--- Work required ---
Extract, from the records beneath this instruction, each line that contains the word "type".

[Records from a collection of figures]
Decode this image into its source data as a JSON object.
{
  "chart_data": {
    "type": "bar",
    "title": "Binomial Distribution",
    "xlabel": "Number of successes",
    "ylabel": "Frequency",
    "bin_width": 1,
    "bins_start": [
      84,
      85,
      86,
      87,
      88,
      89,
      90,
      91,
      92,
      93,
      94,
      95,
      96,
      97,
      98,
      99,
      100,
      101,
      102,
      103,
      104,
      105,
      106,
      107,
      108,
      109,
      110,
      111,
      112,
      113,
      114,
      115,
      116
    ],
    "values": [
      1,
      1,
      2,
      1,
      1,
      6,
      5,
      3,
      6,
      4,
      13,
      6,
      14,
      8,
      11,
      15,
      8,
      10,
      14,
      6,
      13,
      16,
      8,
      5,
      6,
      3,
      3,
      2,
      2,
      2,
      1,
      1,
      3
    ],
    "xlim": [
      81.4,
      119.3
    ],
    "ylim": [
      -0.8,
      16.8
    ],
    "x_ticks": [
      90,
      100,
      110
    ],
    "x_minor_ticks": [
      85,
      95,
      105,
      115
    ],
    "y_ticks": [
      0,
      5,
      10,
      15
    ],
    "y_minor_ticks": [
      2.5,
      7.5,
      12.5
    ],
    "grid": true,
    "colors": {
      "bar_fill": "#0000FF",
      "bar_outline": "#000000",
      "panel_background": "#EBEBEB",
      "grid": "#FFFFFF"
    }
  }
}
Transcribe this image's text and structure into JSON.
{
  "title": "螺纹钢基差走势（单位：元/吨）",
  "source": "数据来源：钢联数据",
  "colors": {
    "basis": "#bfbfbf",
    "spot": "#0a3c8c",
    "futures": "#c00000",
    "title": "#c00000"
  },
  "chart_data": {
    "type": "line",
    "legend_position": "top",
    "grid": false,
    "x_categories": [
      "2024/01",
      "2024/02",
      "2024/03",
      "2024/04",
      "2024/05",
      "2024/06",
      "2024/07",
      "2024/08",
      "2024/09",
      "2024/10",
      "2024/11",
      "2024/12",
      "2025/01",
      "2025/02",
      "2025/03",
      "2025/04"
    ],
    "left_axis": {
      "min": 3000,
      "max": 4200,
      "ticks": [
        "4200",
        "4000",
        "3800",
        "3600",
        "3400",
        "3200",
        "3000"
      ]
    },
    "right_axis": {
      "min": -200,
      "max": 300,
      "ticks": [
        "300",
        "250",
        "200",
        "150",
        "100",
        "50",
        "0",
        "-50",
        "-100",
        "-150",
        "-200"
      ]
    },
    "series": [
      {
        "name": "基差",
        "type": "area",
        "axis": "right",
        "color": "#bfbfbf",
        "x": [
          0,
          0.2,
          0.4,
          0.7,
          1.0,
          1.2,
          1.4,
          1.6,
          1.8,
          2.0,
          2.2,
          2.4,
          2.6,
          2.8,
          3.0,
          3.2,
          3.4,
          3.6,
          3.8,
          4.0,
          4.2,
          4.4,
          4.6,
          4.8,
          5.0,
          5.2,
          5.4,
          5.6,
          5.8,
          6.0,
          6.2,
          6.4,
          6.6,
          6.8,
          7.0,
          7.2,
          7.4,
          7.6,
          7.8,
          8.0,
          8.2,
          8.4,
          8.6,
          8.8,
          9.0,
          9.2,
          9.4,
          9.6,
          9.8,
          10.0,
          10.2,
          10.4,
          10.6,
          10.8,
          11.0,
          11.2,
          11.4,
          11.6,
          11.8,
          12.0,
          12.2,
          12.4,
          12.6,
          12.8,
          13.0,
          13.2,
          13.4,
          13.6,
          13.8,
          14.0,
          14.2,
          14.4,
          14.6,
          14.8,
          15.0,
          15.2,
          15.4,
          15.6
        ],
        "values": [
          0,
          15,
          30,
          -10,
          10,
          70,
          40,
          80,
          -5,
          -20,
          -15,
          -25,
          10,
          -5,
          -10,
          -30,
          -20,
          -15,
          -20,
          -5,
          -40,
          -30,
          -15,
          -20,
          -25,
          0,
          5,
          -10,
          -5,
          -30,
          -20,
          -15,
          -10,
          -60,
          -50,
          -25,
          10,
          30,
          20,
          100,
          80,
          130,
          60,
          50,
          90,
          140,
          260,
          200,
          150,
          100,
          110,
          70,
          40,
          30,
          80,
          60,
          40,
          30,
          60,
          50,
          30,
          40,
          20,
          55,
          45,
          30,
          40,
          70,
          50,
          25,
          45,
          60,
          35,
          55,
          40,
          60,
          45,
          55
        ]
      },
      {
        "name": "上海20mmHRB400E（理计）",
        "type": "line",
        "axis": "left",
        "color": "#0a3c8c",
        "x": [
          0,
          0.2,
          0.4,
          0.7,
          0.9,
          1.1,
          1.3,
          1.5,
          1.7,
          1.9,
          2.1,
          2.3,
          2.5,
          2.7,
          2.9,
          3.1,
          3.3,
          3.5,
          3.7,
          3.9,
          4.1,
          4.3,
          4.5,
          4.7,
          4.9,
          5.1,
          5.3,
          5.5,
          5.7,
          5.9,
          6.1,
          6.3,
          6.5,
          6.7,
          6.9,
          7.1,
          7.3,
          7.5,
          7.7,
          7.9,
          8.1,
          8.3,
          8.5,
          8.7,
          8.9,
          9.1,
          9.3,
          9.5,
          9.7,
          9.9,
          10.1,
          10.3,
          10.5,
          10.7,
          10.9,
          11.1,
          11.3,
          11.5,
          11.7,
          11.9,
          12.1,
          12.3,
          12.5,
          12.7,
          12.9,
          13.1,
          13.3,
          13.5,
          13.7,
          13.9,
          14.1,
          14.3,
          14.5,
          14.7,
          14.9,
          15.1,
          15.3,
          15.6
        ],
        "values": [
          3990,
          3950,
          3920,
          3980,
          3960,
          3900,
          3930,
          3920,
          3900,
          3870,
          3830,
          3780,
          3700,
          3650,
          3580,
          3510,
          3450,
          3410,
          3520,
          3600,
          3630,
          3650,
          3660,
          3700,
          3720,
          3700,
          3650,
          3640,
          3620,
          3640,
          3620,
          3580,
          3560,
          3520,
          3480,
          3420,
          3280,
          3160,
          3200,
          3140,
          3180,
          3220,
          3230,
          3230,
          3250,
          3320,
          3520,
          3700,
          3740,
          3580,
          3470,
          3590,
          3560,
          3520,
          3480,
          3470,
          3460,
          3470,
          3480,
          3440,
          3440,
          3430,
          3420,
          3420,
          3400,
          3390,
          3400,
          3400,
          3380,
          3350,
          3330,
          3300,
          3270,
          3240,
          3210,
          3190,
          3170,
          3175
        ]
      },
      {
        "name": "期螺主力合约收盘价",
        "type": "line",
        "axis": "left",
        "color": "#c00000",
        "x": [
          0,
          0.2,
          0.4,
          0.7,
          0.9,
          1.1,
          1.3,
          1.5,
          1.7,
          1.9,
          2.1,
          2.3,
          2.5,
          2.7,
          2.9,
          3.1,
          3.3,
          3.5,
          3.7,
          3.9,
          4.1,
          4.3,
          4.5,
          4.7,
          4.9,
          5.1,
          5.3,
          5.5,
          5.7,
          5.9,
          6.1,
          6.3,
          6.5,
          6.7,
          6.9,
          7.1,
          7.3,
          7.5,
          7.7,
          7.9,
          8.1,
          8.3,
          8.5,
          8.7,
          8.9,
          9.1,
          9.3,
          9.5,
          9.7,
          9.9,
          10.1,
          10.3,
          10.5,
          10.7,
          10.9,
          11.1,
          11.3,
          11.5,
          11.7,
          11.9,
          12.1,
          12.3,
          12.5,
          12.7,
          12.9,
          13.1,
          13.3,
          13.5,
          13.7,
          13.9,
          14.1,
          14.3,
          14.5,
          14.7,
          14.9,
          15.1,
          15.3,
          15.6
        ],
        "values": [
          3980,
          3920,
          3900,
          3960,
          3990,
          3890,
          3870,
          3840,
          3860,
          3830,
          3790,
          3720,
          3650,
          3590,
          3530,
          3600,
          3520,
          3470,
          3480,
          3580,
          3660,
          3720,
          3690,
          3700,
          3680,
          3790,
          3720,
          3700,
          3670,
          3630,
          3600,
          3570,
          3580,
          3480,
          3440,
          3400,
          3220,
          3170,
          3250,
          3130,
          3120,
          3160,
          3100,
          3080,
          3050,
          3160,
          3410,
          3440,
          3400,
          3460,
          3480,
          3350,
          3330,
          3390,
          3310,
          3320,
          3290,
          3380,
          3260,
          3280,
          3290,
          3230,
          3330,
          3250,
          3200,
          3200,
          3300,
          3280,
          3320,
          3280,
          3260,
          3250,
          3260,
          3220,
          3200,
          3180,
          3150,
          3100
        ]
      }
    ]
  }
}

--- Final answer ---
    "type": "bar",
    "type": "line",
        "type": "area",
        "type": "line",
        "type": "line",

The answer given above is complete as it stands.